◆ Task requirements
Render every entry exactly as it appears.

◆ Provided data
━━━━━━━━

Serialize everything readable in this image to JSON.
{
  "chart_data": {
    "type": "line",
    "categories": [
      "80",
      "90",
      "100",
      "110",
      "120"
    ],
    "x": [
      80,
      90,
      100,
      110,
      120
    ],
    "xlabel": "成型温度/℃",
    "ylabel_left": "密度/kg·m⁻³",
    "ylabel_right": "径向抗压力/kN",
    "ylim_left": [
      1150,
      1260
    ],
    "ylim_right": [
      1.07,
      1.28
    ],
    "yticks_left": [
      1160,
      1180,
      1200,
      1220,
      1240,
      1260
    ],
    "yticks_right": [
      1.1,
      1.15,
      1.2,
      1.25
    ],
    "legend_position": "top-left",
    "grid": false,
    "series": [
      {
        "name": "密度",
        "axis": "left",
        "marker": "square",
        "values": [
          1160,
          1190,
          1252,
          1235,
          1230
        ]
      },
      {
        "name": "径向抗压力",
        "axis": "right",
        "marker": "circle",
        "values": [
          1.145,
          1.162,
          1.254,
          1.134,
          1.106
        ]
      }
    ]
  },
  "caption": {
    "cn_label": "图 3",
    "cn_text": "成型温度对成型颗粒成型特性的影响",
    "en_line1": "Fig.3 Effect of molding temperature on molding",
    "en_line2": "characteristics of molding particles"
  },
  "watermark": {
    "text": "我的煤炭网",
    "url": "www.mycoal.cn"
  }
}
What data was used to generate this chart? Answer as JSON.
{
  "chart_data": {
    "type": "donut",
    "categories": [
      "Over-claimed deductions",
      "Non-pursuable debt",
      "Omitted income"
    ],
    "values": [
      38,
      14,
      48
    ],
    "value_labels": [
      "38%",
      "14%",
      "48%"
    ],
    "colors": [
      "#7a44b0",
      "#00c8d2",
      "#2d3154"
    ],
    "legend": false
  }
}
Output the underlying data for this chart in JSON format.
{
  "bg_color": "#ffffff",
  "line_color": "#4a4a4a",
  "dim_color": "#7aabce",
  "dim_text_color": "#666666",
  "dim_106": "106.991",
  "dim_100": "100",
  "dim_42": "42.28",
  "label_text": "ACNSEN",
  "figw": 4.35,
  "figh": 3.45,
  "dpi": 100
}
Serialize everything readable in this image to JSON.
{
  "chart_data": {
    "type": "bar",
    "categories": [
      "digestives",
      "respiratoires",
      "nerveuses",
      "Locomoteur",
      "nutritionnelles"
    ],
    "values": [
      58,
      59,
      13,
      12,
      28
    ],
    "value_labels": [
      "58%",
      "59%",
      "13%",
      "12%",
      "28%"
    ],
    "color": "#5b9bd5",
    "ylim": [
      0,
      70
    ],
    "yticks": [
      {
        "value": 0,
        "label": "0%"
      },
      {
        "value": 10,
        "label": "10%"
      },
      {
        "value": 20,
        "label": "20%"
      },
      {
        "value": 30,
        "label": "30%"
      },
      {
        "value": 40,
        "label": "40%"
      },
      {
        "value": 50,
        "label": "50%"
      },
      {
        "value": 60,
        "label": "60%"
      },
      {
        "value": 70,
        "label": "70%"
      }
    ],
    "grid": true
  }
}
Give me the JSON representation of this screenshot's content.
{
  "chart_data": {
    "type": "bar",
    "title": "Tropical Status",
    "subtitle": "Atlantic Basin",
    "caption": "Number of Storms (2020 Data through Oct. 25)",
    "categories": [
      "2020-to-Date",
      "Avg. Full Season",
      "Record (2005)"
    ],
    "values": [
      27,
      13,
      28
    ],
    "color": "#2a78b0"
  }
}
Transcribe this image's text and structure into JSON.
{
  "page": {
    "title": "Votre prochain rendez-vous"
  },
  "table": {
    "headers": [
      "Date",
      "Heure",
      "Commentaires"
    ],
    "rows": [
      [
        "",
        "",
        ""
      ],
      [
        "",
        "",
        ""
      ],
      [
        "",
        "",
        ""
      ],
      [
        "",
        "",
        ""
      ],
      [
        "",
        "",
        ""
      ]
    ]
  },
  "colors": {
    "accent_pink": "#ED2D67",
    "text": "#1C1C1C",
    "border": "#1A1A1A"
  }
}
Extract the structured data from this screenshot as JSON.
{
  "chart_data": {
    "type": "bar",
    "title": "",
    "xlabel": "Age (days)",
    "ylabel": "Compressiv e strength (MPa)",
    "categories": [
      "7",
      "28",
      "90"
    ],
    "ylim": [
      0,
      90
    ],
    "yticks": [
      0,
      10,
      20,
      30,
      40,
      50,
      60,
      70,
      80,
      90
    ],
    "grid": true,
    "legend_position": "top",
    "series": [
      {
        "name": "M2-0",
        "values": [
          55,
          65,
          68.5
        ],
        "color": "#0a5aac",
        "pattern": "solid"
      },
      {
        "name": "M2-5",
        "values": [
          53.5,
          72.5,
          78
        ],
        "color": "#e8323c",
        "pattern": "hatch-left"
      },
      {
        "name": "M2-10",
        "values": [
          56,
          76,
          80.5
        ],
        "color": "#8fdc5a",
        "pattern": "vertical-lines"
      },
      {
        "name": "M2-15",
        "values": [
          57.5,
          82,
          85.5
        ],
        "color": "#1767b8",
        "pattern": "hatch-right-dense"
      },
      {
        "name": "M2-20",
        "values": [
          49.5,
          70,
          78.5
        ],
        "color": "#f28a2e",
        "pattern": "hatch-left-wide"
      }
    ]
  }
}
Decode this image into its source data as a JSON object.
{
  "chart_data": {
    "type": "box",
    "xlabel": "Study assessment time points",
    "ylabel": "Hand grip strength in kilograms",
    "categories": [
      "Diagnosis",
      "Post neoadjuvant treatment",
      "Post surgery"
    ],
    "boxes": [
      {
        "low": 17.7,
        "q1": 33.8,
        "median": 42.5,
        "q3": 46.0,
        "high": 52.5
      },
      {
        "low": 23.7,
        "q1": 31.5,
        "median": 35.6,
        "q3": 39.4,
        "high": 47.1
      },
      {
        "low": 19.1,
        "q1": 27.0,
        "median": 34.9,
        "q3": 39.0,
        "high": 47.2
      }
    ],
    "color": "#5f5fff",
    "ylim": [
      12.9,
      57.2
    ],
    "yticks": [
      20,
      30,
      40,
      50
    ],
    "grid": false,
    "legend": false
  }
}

━━━━━━━━

◆ Answer to this problem
Serialize everything readable in this image to JSON.
{
  "chart_data": {
    "type": "line",
    "categories": [
      "80",
      "90",
      "100",
      "110",
      "120"
    ],
    "x": [
      80,
      90,
      100,
      110,
      120
    ],
    "xlabel": "成型温度/℃",
    "ylabel_left": "密度/kg·m⁻³",
    "ylabel_right": "径向抗压力/kN",
    "ylim_left": [
      1150,
      1260
    ],
    "ylim_right": [
      1.07,
      1.28
    ],
    "yticks_left": [
      1160,
      1180,
      1200,
      1220,
      1240,
      1260
    ],
    "yticks_right": [
      1.1,
      1.15,
      1.2,
      1.25
    ],
    "legend_position": "top-left",
    "grid": false,
    "series": [
      {
        "name": "密度",
        "axis": "left",
        "marker": "square",
        "values": [
          1160,
          1190,
          1252,
          1235,
          1230
        ]
      },
      {
        "name": "径向抗压力",
        "axis": "right",
        "marker": "circle",
        "values": [
          1.145,
          1.162,
          1.254,
          1.134,
          1.106
        ]
      }
    ]
  },
  "caption": {
    "cn_label": "图 3",
    "cn_text": "成型温度对成型颗粒成型特性的影响",
    "en_line1": "Fig.3 Effect of molding temperature on molding",
    "en_line2": "characteristics of molding particles"
  },
  "watermark": {
    "text": "我的煤炭网",
    "url": "www.mycoal.cn"
  }
}
What data was used to generate this chart? Answer as JSON.
{
  "chart_data": {
    "type": "donut",
    "categories": [
      "Over-claimed deductions",
      "Non-pursuable debt",
      "Omitted income"
    ],
    "values": [
      38,
      14,
      48
    ],
    "value_labels": [
      "38%",
      "14%",
      "48%"
    ],
    "colors": [
      "#7a44b0",
      "#00c8d2",
      "#2d3154"
    ],
    "legend": false
  }
}
Output the underlying data for this chart in JSON format.
{
  "bg_color": "#ffffff",
  "line_color": "#4a4a4a",
  "dim_color": "#7aabce",
  "dim_text_color": "#666666",
  "dim_106": "106.991",
  "dim_100": "100",
  "dim_42": "42.28",
  "label_text": "ACNSEN",
  "figw": 4.35,
  "figh": 3.45,
  "dpi": 100
}
Serialize everything readable in this image to JSON.
{
  "chart_data": {
    "type": "bar",
    "categories": [
      "digestives",
      "respiratoires",
      "nerveuses",
      "Locomoteur",
      "nutritionnelles"
    ],
    "values": [
      58,
      59,
      13,
      12,
      28
    ],
    "value_labels": [
      "58%",
      "59%",
      "13%",
      "12%",
      "28%"
    ],
    "color": "#5b9bd5",
    "ylim": [
      0,
      70
    ],
    "yticks": [
      {
        "value": 0,
        "label": "0%"
      },
      {
        "value": 10,
        "label": "10%"
      },
      {
        "value": 20,
        "label": "20%"
      },
      {
        "value": 30,
        "label": "30%"
      },
      {
        "value": 40,
        "label": "40%"
      },
      {
        "value": 50,
        "label": "50%"
      },
      {
        "value": 60,
        "label": "60%"
      },
      {
        "value": 70,
        "label": "70%"
      }
    ],
    "grid": true
  }
}
Give me the JSON representation of this screenshot's content.
{
  "chart_data": {
    "type": "bar",
    "title": "Tropical Status",
    "subtitle": "Atlantic Basin",
    "caption": "Number of Storms (2020 Data through Oct. 25)",
    "categories": [
      "2020-to-Date",
      "Avg. Full Season",
      "Record (2005)"
    ],
    "values": [
      27,
      13,
      28
    ],
    "color": "#2a78b0"
  }
}
Transcribe this image's text and structure into JSON.
{
  "page": {
    "title": "Votre prochain rendez-vous"
  },
  "table": {
    "headers": [
      "Date",
      "Heure",
      "Commentaires"
    ],
    "rows": [
      [
        "",
        "",
        ""
      ],
      [
        "",
        "",
        ""
      ],
      [
        "",
        "",
        ""
      ],
      [
        "",
        "",
        ""
      ],
      [
        "",
        "",
        ""
      ]
    ]
  },
  "colors": {
    "accent_pink": "#ED2D67",
    "text": "#1C1C1C",
    "border": "#1A1A1A"
  }
}
Extract the structured data from this screenshot as JSON.
{
  "chart_data": {
    "type": "bar",
    "title": "",
    "xlabel": "Age (days)",
    "ylabel": "Compressiv e strength (MPa)",
    "categories": [
      "7",
      "28",
      "90"
    ],
    "ylim": [
      0,
      90
    ],
    "yticks": [
      0,
      10,
      20,
      30,
      40,
      50,
      60,
      70,
      80,
      90
    ],
    "grid": true,
    "legend_position": "top",
    "series": [
      {
        "name": "M2-0",
        "values": [
          55,
          65,
          68.5
        ],
        "color": "#0a5aac",
        "pattern": "solid"
      },
      {
        "name": "M2-5",
        "values": [
          53.5,
          72.5,
          78
        ],
        "color": "#e8323c",
        "pattern": "hatch-left"
      },
      {
        "name": "M2-10",
        "values": [
          56,
          76,
          80.5
        ],
        "color": "#8fdc5a",
        "pattern": "vertical-lines"
      },
      {
        "name": "M2-15",
        "values": [
          57.5,
          82,
          85.5
        ],
        "color": "#1767b8",
        "pattern": "hatch-right-dense"
      },
      {
        "name": "M2-20",
        "values": [
          49.5,
          70,
          78.5
        ],
        "color": "#f28a2e",
        "pattern": "hatch-left-wide"
      }
    ]
  }
}
Decode this image into its source data as a JSON object.
{
  "chart_data": {
    "type": "box",
    "xlabel": "Study assessment time points",
    "ylabel": "Hand grip strength in kilograms",
    "categories": [
      "Diagnosis",
      "Post neoadjuvant treatment",
      "Post surgery"
    ],
    "boxes": [
      {
        "low": 17.7,
        "q1": 33.8,
        "median": 42.5,
        "q3": 46.0,
        "high": 52.5
      },
      {
        "low": 23.7,
        "q1": 31.5,
        "median": 35.6,
        "q3": 39.4,
        "high": 47.1
      },
      {
        "low": 19.1,
        "q1": 27.0,
        "median": 34.9,
        "q3": 39.0,
        "high": 47.2
      }
    ],
    "color": "#5f5fff",
    "ylim": [
      12.9,
      57.2
    ],
    "yticks": [
      20,
      30,
      40,
      50
    ],
    "grid": false,
    "legend": false
  }
}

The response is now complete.